_YOUR TASK:_
Update every listing below by replacing each "manager-card" with "person-card", keeping all other text the same.

[Element region listings]
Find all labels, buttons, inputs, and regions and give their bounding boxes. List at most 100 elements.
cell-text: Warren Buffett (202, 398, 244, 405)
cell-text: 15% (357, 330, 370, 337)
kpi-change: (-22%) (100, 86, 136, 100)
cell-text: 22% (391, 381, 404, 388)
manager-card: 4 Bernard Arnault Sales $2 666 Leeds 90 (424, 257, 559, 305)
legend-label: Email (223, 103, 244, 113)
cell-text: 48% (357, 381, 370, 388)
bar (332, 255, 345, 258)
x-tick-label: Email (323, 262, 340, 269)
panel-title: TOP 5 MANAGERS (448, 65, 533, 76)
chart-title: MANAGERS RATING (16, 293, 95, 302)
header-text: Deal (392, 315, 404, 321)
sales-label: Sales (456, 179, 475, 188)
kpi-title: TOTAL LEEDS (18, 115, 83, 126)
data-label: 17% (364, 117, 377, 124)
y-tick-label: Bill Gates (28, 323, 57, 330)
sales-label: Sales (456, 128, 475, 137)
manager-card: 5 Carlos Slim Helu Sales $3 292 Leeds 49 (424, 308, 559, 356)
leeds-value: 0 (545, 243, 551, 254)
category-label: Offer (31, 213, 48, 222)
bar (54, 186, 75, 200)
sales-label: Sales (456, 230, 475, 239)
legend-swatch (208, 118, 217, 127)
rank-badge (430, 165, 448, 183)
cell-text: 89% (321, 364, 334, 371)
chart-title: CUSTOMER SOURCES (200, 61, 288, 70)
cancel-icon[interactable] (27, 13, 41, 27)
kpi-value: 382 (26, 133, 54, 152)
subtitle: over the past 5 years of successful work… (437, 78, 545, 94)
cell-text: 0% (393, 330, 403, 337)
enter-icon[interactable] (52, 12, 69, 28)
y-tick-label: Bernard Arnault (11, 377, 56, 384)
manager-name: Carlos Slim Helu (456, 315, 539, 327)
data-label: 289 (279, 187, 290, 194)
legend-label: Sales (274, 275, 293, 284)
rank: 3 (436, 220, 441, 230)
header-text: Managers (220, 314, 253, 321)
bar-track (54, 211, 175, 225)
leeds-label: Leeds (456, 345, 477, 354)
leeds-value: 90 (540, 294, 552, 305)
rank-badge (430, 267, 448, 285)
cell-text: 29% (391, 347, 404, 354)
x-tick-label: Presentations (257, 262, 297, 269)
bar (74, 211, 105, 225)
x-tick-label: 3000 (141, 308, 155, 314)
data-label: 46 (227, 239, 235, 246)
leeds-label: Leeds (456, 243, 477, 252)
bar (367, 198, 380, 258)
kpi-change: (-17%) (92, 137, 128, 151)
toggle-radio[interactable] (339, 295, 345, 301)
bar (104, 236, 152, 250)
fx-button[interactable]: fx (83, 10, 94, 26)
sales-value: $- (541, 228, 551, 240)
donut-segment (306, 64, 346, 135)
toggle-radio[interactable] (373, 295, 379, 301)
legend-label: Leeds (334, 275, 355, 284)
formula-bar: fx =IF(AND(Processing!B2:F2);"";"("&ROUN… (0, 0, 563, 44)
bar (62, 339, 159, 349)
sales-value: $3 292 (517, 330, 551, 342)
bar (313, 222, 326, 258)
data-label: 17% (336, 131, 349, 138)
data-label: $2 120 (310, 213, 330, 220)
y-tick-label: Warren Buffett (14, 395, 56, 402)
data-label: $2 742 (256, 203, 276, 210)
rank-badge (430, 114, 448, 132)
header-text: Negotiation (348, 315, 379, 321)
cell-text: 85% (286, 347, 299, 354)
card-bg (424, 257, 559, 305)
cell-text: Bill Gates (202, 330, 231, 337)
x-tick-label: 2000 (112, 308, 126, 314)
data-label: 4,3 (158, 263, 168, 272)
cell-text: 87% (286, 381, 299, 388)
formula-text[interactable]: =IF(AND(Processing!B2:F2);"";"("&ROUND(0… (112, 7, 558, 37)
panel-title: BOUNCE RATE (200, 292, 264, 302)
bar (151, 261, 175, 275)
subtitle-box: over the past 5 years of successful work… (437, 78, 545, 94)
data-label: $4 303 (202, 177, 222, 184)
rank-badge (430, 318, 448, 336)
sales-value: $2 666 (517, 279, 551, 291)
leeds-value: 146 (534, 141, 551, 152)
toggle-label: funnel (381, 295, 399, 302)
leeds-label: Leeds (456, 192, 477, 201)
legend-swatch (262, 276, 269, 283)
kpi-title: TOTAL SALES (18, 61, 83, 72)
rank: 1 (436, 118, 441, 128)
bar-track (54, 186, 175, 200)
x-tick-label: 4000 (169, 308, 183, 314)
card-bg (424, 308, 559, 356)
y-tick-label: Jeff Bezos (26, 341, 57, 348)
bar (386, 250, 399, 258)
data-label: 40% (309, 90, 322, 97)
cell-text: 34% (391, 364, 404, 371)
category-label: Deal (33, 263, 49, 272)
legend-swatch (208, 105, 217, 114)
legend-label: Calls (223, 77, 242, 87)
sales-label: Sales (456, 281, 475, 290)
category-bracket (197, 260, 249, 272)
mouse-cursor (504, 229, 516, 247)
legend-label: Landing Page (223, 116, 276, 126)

_OUTPUT OF THE EXERCISE:_
Find all labels, buttons, inputs, and regions and give their bounding boxes. List at most 100 elements.
cell-text: Warren Buffett (202, 398, 244, 405)
cell-text: 15% (357, 330, 370, 337)
kpi-change: (-22%) (100, 86, 136, 100)
cell-text: 22% (391, 381, 404, 388)
person-card: 4 Bernard Arnault Sales $2 666 Leeds 90 (424, 257, 559, 305)
legend-label: Email (223, 103, 244, 113)
cell-text: 48% (357, 381, 370, 388)
bar (332, 255, 345, 258)
x-tick-label: Email (323, 262, 340, 269)
panel-title: TOP 5 MANAGERS (448, 65, 533, 76)
chart-title: MANAGERS RATING (16, 293, 95, 302)
header-text: Deal (392, 315, 404, 321)
sales-label: Sales (456, 179, 475, 188)
kpi-title: TOTAL LEEDS (18, 115, 83, 126)
data-label: 17% (364, 117, 377, 124)
y-tick-label: Bill Gates (28, 323, 57, 330)
sales-label: Sales (456, 128, 475, 137)
person-card: 5 Carlos Slim Helu Sales $3 292 Leeds 49 (424, 308, 559, 356)
leeds-value: 0 (545, 243, 551, 254)
category-label: Offer (31, 213, 48, 222)
bar (54, 186, 75, 200)
sales-label: Sales (456, 230, 475, 239)
legend-swatch (208, 118, 217, 127)
rank-badge (430, 165, 448, 183)
cell-text: 89% (321, 364, 334, 371)
chart-title: CUSTOMER SOURCES (200, 61, 288, 70)
cancel-icon[interactable] (27, 13, 41, 27)
kpi-value: 382 (26, 133, 54, 152)
subtitle: over the past 5 years of successful work… (437, 78, 545, 94)
cell-text: 0% (393, 330, 403, 337)
enter-icon[interactable] (52, 12, 69, 28)
y-tick-label: Bernard Arnault (11, 377, 56, 384)
manager-name: Carlos Slim Helu (456, 315, 539, 327)
data-label: 289 (279, 187, 290, 194)
legend-label: Sales (274, 275, 293, 284)
rank: 3 (436, 220, 441, 230)
header-text: Managers (220, 314, 253, 321)
bar-track (54, 211, 175, 225)
leeds-label: Leeds (456, 345, 477, 354)
leeds-value: 90 (540, 294, 552, 305)
rank-badge (430, 267, 448, 285)
cell-text: 29% (391, 347, 404, 354)
x-tick-label: Presentations (257, 262, 297, 269)
bar (74, 211, 105, 225)
x-tick-label: 3000 (141, 308, 155, 314)
data-label: 46 (227, 239, 235, 246)
leeds-label: Leeds (456, 243, 477, 252)
bar (367, 198, 380, 258)
kpi-change: (-17%) (92, 137, 128, 151)
toggle-radio[interactable] (339, 295, 345, 301)
bar (104, 236, 152, 250)
fx-button[interactable]: fx (83, 10, 94, 26)
sales-value: $- (541, 228, 551, 240)
donut-segment (306, 64, 346, 135)
toggle-radio[interactable] (373, 295, 379, 301)
legend-label: Leeds (334, 275, 355, 284)
formula-bar: fx =IF(AND(Processing!B2:F2);"";"("&ROUN… (0, 0, 563, 44)
bar (62, 339, 159, 349)
sales-value: $3 292 (517, 330, 551, 342)
bar (313, 222, 326, 258)
data-label: 17% (336, 131, 349, 138)
data-label: $2 120 (310, 213, 330, 220)
y-tick-label: Warren Buffett (14, 395, 56, 402)
data-label: $2 742 (256, 203, 276, 210)
rank-badge (430, 114, 448, 132)
header-text: Negotiation (348, 315, 379, 321)
cell-text: 85% (286, 347, 299, 354)
card-bg (424, 257, 559, 305)
cell-text: Bill Gates (202, 330, 231, 337)
x-tick-label: 2000 (112, 308, 126, 314)
data-label: 4,3 (158, 263, 168, 272)
cell-text: 87% (286, 381, 299, 388)
formula-text[interactable]: =IF(AND(Processing!B2:F2);"";"("&ROUND(0… (112, 7, 558, 37)
panel-title: BOUNCE RATE (200, 292, 264, 302)
bar (151, 261, 175, 275)
subtitle-box: over the past 5 years of successful work… (437, 78, 545, 94)
data-label: $4 303 (202, 177, 222, 184)
rank-badge (430, 318, 448, 336)
sales-value: $2 666 (517, 279, 551, 291)
leeds-value: 146 (534, 141, 551, 152)
toggle-label: funnel (381, 295, 399, 302)
leeds-label: Leeds (456, 192, 477, 201)
legend-swatch (262, 276, 269, 283)
kpi-title: TOTAL SALES (18, 61, 83, 72)
rank: 1 (436, 118, 441, 128)
bar-track (54, 186, 175, 200)
x-tick-label: 4000 (169, 308, 183, 314)
card-bg (424, 308, 559, 356)
y-tick-label: Jeff Bezos (26, 341, 57, 348)
bar (386, 250, 399, 258)
data-label: 40% (309, 90, 322, 97)
cell-text: 34% (391, 364, 404, 371)
category-label: Deal (33, 263, 49, 272)
legend-swatch (208, 105, 217, 114)
legend-label: Calls (223, 77, 242, 87)
sales-label: Sales (456, 281, 475, 290)
category-bracket (197, 260, 249, 272)
mouse-cursor (504, 229, 516, 247)
legend-label: Landing Page (223, 116, 276, 126)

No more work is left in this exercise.